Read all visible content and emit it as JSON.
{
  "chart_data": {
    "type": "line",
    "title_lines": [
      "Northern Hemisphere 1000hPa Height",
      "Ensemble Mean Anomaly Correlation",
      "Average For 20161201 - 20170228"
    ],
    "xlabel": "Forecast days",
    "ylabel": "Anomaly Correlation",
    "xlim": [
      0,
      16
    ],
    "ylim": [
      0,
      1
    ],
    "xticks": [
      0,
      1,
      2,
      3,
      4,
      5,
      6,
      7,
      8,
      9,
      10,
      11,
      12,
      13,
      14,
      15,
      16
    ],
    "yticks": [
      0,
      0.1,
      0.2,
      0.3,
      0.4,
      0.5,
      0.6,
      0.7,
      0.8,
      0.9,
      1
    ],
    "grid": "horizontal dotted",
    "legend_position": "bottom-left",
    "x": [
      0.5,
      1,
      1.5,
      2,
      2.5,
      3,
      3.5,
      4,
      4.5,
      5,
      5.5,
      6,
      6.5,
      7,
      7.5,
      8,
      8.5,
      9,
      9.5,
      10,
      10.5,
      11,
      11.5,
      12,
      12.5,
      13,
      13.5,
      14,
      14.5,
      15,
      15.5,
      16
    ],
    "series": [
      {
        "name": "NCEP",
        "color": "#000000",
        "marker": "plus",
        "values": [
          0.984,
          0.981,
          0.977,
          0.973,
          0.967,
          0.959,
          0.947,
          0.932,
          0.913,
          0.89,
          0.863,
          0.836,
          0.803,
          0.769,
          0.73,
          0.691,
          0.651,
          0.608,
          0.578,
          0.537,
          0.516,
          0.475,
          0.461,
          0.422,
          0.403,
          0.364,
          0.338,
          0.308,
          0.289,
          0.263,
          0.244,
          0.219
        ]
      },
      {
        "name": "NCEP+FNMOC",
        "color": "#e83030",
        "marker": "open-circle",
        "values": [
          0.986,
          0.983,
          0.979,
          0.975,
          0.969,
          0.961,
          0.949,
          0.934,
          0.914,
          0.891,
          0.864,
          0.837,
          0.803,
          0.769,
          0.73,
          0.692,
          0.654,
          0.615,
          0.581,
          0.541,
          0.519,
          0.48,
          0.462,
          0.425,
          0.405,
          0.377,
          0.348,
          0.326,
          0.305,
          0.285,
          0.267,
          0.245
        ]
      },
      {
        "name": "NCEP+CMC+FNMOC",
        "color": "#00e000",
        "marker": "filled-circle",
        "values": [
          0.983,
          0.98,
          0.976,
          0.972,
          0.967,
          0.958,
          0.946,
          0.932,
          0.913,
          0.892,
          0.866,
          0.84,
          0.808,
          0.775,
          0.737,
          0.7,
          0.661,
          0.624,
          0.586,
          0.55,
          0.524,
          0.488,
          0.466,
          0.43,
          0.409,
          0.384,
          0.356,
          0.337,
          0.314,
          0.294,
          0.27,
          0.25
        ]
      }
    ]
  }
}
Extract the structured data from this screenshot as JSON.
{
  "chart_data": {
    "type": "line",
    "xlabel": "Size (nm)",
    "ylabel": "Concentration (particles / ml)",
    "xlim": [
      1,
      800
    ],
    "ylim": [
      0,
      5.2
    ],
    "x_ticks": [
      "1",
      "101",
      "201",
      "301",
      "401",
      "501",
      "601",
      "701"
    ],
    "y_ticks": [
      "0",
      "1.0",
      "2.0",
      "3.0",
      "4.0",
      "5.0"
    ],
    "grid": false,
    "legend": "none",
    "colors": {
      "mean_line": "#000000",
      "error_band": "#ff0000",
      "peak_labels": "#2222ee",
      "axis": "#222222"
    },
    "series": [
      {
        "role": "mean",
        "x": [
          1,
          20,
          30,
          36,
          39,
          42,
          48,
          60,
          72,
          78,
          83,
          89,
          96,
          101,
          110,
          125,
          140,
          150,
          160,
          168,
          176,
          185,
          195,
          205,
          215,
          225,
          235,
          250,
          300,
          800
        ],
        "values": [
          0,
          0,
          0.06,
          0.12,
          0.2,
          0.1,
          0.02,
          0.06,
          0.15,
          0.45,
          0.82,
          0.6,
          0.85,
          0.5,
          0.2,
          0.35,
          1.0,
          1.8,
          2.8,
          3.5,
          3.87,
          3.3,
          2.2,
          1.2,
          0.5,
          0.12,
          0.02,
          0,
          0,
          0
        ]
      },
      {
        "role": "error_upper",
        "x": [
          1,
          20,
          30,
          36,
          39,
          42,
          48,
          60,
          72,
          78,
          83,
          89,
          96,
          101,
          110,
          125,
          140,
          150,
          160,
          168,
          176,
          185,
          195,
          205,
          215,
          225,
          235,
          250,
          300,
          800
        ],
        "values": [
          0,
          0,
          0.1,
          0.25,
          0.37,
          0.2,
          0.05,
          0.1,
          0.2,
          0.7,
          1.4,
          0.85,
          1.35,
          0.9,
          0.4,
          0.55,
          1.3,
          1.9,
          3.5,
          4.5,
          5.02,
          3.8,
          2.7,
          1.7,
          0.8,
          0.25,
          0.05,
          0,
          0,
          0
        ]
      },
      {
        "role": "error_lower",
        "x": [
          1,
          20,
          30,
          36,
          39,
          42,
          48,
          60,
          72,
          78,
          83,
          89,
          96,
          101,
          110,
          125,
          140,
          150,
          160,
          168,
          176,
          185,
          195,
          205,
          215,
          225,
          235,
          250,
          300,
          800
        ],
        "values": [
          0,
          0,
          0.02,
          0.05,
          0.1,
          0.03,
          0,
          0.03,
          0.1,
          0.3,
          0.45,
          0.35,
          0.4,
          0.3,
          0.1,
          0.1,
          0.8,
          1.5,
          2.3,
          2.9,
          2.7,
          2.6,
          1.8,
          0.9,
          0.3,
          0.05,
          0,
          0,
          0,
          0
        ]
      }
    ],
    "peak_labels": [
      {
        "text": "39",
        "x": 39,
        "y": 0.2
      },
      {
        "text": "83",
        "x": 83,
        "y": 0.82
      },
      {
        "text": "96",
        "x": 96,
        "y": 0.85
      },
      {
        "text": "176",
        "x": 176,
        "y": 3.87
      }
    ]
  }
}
--------------------
• Written instruction: Take every line from the data above that holds "role" and copy it out.

• Reply:
        "role": "mean",
        "role": "error_upper",
        "role": "error_lower",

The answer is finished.